**WHAT NEEDS TO BE DONE:** Locate the word "Facebook" in the data below, then copy every line that holds it.

Stored data entries:
#####

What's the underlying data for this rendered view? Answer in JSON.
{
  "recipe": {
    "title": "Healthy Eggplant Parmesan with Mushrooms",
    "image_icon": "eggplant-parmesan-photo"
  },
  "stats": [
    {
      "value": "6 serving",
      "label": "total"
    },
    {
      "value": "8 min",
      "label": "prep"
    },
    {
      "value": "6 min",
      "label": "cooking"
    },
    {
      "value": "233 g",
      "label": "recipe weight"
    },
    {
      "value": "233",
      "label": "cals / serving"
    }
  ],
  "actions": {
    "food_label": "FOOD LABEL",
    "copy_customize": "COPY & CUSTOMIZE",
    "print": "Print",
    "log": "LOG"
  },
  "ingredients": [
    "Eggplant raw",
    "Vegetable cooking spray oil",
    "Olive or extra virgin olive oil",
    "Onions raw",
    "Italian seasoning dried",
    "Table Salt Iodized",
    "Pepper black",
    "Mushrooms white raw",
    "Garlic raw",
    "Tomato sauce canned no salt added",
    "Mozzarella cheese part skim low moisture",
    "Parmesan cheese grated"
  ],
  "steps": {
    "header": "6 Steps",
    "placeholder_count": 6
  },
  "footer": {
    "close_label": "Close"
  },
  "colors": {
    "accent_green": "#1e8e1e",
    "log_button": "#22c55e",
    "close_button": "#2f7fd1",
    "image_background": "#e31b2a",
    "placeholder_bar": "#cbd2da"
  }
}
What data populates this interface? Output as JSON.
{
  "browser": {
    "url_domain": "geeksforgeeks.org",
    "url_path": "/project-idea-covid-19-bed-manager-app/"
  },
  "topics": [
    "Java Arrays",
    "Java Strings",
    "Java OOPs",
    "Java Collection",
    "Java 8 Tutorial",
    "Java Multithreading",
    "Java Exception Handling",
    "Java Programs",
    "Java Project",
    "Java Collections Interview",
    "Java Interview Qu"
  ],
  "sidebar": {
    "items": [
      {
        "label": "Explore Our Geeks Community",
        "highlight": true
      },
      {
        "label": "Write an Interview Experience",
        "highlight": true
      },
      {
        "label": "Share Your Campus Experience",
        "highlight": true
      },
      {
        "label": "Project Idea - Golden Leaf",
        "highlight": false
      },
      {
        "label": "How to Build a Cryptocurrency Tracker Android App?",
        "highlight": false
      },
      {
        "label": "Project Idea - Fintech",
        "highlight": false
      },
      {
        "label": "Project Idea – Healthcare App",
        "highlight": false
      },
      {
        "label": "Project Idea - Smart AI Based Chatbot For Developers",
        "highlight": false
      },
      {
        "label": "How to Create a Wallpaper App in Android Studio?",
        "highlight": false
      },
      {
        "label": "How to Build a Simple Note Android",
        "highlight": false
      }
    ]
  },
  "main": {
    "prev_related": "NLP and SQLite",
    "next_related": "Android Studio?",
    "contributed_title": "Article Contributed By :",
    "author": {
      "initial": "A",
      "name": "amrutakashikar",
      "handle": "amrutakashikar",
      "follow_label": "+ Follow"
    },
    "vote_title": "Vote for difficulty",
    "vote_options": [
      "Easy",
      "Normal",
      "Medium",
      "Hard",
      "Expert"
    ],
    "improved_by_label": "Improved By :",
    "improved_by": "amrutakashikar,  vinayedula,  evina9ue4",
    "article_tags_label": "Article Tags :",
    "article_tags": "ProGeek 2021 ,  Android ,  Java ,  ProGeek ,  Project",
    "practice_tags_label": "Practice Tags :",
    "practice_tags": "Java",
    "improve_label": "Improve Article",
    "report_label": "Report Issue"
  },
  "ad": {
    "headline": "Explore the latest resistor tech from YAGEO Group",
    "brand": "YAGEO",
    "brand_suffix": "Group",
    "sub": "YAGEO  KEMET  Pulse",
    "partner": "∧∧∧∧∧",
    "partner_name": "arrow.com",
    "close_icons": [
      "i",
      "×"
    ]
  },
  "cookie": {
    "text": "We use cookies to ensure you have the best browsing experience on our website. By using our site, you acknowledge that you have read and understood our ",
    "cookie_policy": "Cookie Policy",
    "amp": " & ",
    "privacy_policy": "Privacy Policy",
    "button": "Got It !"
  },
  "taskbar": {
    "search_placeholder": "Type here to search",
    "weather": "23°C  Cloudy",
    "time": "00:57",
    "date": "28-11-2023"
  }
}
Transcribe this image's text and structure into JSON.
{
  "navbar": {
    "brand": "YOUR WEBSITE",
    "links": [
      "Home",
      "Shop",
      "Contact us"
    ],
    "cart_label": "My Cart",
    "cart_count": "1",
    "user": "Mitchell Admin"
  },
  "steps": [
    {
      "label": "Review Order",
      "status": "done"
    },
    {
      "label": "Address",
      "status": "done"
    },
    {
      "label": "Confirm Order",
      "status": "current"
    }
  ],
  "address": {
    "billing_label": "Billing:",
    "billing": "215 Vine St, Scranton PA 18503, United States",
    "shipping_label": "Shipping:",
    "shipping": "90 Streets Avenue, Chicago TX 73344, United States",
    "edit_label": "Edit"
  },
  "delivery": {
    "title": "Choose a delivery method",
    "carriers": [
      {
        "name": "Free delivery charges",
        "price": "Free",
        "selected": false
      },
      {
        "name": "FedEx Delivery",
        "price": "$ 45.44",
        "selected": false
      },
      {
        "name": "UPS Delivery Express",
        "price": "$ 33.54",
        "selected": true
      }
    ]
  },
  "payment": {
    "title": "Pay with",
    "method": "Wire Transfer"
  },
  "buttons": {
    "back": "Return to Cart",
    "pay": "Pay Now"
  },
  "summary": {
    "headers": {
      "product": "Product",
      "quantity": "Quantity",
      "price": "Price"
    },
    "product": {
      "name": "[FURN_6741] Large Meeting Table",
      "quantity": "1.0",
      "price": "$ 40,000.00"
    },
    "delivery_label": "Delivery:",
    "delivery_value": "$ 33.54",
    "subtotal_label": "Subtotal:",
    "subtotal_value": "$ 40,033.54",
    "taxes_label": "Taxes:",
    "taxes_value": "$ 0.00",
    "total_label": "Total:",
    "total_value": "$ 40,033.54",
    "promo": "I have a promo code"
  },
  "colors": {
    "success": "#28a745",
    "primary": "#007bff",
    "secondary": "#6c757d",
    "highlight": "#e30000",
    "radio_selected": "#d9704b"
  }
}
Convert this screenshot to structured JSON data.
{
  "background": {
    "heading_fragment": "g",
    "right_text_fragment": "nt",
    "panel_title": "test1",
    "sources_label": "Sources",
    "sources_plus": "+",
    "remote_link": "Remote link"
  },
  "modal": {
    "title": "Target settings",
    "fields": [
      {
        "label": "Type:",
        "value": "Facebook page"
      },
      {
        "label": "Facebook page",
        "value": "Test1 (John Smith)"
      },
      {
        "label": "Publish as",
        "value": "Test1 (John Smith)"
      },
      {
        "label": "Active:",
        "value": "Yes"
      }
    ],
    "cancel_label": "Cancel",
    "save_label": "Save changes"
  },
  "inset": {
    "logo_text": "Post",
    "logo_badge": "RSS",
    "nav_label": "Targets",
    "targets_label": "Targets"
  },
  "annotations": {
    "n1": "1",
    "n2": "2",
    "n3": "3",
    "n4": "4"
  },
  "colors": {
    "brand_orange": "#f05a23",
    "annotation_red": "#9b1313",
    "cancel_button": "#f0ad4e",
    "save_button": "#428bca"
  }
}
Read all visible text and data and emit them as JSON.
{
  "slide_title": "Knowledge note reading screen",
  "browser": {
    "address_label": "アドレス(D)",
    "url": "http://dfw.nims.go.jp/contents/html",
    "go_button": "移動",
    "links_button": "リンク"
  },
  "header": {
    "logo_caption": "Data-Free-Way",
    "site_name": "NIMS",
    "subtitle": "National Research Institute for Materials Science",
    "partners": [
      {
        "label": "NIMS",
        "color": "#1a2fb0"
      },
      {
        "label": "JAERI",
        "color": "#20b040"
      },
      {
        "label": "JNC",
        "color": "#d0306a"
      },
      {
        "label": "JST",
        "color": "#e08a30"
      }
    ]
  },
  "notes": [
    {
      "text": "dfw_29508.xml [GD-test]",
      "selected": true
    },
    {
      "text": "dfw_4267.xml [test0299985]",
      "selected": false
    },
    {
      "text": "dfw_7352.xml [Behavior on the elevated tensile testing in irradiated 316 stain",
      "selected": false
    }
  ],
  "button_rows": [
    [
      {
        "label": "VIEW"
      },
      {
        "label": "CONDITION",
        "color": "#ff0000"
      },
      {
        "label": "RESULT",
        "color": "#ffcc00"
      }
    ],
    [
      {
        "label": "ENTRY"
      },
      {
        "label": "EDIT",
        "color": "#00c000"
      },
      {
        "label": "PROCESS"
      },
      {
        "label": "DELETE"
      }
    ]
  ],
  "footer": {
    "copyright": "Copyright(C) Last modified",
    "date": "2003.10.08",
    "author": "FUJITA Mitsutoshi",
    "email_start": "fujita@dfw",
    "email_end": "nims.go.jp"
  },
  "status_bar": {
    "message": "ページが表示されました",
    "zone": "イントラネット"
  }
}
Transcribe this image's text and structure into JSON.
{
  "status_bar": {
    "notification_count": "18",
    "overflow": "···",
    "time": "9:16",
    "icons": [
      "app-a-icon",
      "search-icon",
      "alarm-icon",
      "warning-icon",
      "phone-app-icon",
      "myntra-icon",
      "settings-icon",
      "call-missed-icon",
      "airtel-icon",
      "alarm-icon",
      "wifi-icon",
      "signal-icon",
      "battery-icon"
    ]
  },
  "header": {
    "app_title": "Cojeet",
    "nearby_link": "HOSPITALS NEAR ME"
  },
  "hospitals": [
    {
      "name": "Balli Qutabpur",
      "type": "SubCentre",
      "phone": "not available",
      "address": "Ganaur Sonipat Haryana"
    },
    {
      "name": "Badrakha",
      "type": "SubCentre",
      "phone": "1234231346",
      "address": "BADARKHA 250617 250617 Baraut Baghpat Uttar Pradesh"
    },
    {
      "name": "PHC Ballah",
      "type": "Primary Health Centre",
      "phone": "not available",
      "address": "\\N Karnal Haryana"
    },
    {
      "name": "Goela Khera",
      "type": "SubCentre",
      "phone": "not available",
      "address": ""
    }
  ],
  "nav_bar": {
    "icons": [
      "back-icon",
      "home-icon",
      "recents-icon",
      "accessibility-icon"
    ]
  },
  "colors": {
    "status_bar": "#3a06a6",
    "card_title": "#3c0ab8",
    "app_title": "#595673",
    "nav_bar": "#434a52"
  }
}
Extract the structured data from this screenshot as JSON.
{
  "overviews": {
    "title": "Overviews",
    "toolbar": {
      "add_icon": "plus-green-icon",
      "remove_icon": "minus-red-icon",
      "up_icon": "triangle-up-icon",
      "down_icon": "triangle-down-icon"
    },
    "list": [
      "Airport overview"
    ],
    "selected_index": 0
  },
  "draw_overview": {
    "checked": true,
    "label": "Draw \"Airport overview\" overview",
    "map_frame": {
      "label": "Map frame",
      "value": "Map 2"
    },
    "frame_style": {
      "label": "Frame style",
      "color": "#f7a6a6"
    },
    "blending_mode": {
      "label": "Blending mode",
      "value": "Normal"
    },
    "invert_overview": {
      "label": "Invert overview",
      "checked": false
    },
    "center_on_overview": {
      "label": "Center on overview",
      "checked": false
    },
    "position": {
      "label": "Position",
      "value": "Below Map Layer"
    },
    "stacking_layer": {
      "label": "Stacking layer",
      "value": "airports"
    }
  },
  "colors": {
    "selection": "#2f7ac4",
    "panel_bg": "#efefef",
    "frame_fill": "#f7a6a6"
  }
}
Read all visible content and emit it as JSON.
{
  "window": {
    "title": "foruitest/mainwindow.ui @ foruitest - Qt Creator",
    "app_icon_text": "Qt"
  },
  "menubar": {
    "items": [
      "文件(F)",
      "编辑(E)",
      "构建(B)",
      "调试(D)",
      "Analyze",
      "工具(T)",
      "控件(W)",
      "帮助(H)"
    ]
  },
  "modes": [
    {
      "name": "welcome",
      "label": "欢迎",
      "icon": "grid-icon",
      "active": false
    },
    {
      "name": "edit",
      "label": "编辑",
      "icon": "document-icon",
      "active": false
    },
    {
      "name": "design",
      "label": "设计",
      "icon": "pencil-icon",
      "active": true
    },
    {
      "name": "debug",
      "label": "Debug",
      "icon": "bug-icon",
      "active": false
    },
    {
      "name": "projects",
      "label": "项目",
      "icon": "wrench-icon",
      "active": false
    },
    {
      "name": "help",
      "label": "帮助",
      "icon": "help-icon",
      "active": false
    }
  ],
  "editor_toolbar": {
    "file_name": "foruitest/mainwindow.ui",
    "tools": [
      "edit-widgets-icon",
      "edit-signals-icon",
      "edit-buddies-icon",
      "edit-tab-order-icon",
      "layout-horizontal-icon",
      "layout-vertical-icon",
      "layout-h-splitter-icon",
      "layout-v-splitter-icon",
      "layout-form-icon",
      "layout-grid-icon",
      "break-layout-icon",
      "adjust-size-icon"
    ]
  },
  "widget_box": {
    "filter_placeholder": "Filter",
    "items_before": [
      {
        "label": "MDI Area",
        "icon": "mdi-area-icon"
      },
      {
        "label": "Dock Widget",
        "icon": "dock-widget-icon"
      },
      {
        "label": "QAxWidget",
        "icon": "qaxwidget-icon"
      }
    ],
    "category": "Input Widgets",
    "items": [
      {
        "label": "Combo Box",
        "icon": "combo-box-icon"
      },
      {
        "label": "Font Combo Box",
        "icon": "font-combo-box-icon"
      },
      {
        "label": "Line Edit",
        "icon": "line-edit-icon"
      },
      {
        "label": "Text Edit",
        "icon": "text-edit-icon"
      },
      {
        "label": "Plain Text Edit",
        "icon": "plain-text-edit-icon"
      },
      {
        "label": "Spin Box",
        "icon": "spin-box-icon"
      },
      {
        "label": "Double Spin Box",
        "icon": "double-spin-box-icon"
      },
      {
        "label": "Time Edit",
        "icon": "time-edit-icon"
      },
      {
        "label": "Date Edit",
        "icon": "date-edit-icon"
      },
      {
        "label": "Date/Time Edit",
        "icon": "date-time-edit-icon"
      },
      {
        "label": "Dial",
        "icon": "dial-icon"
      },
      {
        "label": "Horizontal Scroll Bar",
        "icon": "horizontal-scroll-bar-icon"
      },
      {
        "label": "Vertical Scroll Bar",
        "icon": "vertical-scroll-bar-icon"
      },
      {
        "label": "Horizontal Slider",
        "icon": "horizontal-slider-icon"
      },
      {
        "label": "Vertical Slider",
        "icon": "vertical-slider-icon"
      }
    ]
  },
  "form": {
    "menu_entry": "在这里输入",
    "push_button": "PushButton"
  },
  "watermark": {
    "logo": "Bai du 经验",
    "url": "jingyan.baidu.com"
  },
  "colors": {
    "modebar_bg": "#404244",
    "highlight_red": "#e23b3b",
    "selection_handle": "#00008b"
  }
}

#####

**OUTPUT OF THE TASK:**
        "value": "Facebook page"
        "label": "Facebook page",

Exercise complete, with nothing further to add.